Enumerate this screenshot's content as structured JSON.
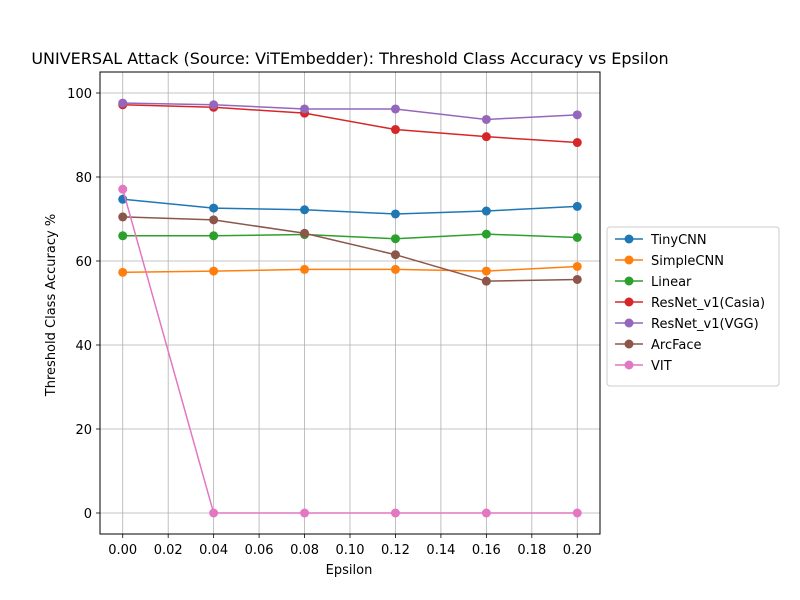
{
  "chart_data": {
    "type": "line",
    "title": "UNIVERSAL Attack (Source: ViTEmbedder): Threshold Class Accuracy vs Epsilon",
    "xlabel": "Epsilon",
    "ylabel": "Threshold Class Accuracy %",
    "xlim": [
      -0.01,
      0.21
    ],
    "ylim": [
      -5,
      105
    ],
    "xticks": [
      0.0,
      0.02,
      0.04,
      0.06,
      0.08,
      0.1,
      0.12,
      0.14,
      0.16,
      0.18,
      0.2
    ],
    "xtick_labels": [
      "0.00",
      "0.02",
      "0.04",
      "0.06",
      "0.08",
      "0.10",
      "0.12",
      "0.14",
      "0.16",
      "0.18",
      "0.20"
    ],
    "yticks": [
      0,
      20,
      40,
      60,
      80,
      100
    ],
    "ytick_labels": [
      "0",
      "20",
      "40",
      "60",
      "80",
      "100"
    ],
    "grid": true,
    "legend_position": "center-right-outside",
    "x": [
      0.0,
      0.04,
      0.08,
      0.12,
      0.16,
      0.2
    ],
    "series": [
      {
        "name": "TinyCNN",
        "color": "#1f77b4",
        "values": [
          74.7,
          72.6,
          72.2,
          71.2,
          71.9,
          73.0
        ]
      },
      {
        "name": "SimpleCNN",
        "color": "#ff7f0e",
        "values": [
          57.3,
          57.6,
          58.0,
          58.0,
          57.6,
          58.7
        ]
      },
      {
        "name": "Linear",
        "color": "#2ca02c",
        "values": [
          66.0,
          66.0,
          66.3,
          65.3,
          66.4,
          65.6
        ]
      },
      {
        "name": "ResNet_v1(Casia)",
        "color": "#d62728",
        "values": [
          97.2,
          96.6,
          95.2,
          91.3,
          89.6,
          88.2
        ]
      },
      {
        "name": "ResNet_v1(VGG)",
        "color": "#9467bd",
        "values": [
          97.6,
          97.2,
          96.2,
          96.2,
          93.7,
          94.8
        ]
      },
      {
        "name": "ArcFace",
        "color": "#8c564b",
        "values": [
          70.5,
          69.8,
          66.6,
          61.5,
          55.2,
          55.6
        ]
      },
      {
        "name": "VIT",
        "color": "#e377c2",
        "values": [
          77.1,
          0.0,
          0.0,
          0.0,
          0.0,
          0.0
        ]
      }
    ]
  }
}
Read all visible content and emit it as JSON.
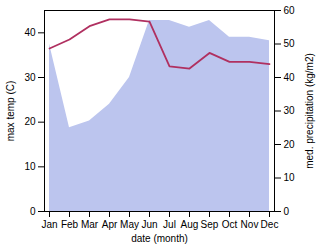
{
  "chart_data": {
    "type": "line",
    "categories": [
      "Jan",
      "Feb",
      "Mar",
      "Apr",
      "May",
      "Jun",
      "Jul",
      "Aug",
      "Sep",
      "Oct",
      "Nov",
      "Dec"
    ],
    "xlabel": "date (month)",
    "ylabel": "max temp (C)",
    "y2label": "med. precipitation (kg/m2)",
    "series": [
      {
        "type": "area",
        "axis": "y2",
        "color": "#bcc5ee",
        "values": [
          50,
          25,
          27,
          32,
          40,
          57,
          57,
          55,
          57,
          52,
          52,
          51
        ]
      },
      {
        "type": "line",
        "color": "#b03060",
        "values": [
          36.5,
          38.5,
          41.5,
          43.0,
          43.0,
          42.5,
          32.5,
          32.0,
          35.5,
          33.5,
          33.5,
          33.0
        ]
      }
    ],
    "ylim": [
      0,
      45
    ],
    "yticks": [
      0,
      10,
      20,
      30,
      40
    ],
    "y2lim": [
      0,
      60
    ],
    "y2ticks": [
      0,
      10,
      20,
      30,
      40,
      50,
      60
    ]
  }
}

Exercise requirements - Tally up the lines in the records that contain the word "color" and give only the total.

Written solution - 9